▶ Text segment
While static timing analysis handles die-to-die variations well, it can't accurately model variations within a single die, researchers say. Process variations are perhaps the most obvious problem, but there's also a "fundamental randomness" in the behavior of silicon structures, said Keutzer.

For example, Keutzer noted, gates vary according to width, length, threshold voltages, oxides and doping. Interconnects vary according to line width, metal thickness and interlayer dielectric thickness. And parametric delay faults occur due to random particles landing on chips.

"If you try to sweep all these variations under the rug of worst-case models, the result will be overly conservative," he said. "Worse yet, it's not reliable. Static timing analysis can't catch violations due to uncorrelated path delays." Static timing analysis assumes gate and wire delays are perfectly correlated across a chip, which is not the case, he said.

As a result, Keutzer said, it may take six weeks to close timing on a 200-MHz ASIC at 0.13-micron design rules — and then, when the chip comes back, designers might find it actually runs at 250 MHz.

But Keutzer noted that there are some technical challenges to be resolved with static timing analysis. One is economical delay testing. "The report says that 50 percent of my chips will run at 225 MHz, but which 50 percent?" he asked. "You've got to test each chip at speed."

▶ Data section

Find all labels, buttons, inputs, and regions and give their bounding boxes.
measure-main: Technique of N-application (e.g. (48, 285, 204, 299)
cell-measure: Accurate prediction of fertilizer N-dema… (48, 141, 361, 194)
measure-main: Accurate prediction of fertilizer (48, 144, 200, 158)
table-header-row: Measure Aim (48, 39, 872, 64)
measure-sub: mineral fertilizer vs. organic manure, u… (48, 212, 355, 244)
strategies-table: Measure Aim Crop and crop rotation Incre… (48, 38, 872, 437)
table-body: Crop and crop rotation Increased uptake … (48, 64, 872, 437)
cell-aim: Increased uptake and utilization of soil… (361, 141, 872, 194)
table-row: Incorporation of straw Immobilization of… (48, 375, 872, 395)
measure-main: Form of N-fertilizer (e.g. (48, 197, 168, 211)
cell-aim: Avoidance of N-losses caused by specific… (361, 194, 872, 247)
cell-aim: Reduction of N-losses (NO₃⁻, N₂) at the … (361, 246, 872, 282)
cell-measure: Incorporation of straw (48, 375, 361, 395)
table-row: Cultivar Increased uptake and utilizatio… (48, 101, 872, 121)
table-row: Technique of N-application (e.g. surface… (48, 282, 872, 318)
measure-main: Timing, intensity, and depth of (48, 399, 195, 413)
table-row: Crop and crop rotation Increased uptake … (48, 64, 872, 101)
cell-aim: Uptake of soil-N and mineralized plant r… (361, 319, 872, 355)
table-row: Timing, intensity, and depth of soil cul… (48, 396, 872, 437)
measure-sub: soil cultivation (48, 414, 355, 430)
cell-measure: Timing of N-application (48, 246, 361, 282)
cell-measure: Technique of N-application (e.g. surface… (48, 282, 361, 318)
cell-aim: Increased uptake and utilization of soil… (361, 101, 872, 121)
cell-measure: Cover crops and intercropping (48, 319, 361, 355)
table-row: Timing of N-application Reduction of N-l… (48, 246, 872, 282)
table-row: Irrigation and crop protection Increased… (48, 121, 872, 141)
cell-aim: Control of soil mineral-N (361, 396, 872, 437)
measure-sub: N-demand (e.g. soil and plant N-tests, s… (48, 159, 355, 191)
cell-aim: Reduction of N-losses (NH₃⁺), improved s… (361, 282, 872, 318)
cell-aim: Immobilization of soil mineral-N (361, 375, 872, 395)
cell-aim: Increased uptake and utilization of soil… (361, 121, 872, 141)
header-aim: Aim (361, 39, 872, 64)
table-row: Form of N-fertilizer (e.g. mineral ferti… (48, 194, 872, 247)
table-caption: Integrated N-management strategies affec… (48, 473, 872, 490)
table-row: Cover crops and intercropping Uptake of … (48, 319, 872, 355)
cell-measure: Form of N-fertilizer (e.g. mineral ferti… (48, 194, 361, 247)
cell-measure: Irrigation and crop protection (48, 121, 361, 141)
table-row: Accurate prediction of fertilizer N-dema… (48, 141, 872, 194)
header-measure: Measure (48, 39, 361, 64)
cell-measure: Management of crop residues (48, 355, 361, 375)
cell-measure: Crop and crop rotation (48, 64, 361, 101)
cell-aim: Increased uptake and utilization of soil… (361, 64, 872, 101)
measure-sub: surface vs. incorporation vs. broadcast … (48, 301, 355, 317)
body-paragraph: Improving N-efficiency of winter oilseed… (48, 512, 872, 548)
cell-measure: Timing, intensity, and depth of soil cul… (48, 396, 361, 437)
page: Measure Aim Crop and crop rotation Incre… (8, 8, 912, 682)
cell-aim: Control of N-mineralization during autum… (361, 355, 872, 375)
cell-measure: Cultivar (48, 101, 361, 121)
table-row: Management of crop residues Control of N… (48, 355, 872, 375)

▶ Required work
1. What does the timing analysis text say static timing analysis assumes about gate and wire delays across a chip?
2. Please carry on the timing analysis text from its last sentence.

▶ Results in order
1. It assumes they are perfectly correlated across the chip.

2.
At IBM, Visweswariah said, designers want to predict parametric or "circuit-limited" yield loss. What's needed is a combination of statistical timing, yield prediction, design centering and design-for-manufacturability techniques, he said. Visweswariah used charts and graphs to show that worst-case static timing analysis is "quirky at best" when it comes to shedding light on such comparisons as yield vs. slack.

Static timing analysis, he noted, takes in netlists, assertions, delays and slew models, and produces reports on slack and diagnostics. A statistical analysis would also take information on sources of variability, and provide a yield curve along with diagnostics, he said.

ASIC designers don't want a huge methodology change, but they will warm to statistical techniques once it's shown that they can substantially reduce timing runs, Visweswariah said.

Intel's Efrati spoke of other concerns. He said Intel wants better modeling for the impact of crosstalk on noise and timing, with an approach that allows a trade-off between accuracy and run-time. He said timing analysis needs to consider cells, devices and abstract models in the same run, with a single timing graph.

Efrati also called for better support for multiple-input switching, and for the sleep transistors used for leakage control. "Crosstalk, multiple-input switching and variability all need better solutions," he said. "We'll require more dynamic, device-level analysis in timing tools."

Getting a grip on process

In a session on process variations, papers called for various kinds of statistical or probabilistic analysis. Lou Scheffer, fellow at Cadence Design Systems Inc., presented an approach that computes performance as a function of process variation. It considers interchip variations as well as intrachip deterministic and statistical variations.

A paper from Ghent University in Belgium outlined a probabilistic approach to clock cycle prediction that captures the impact of parallelism. It uses system-level interconnect prediction techniques, a topic of growing interest in the research community.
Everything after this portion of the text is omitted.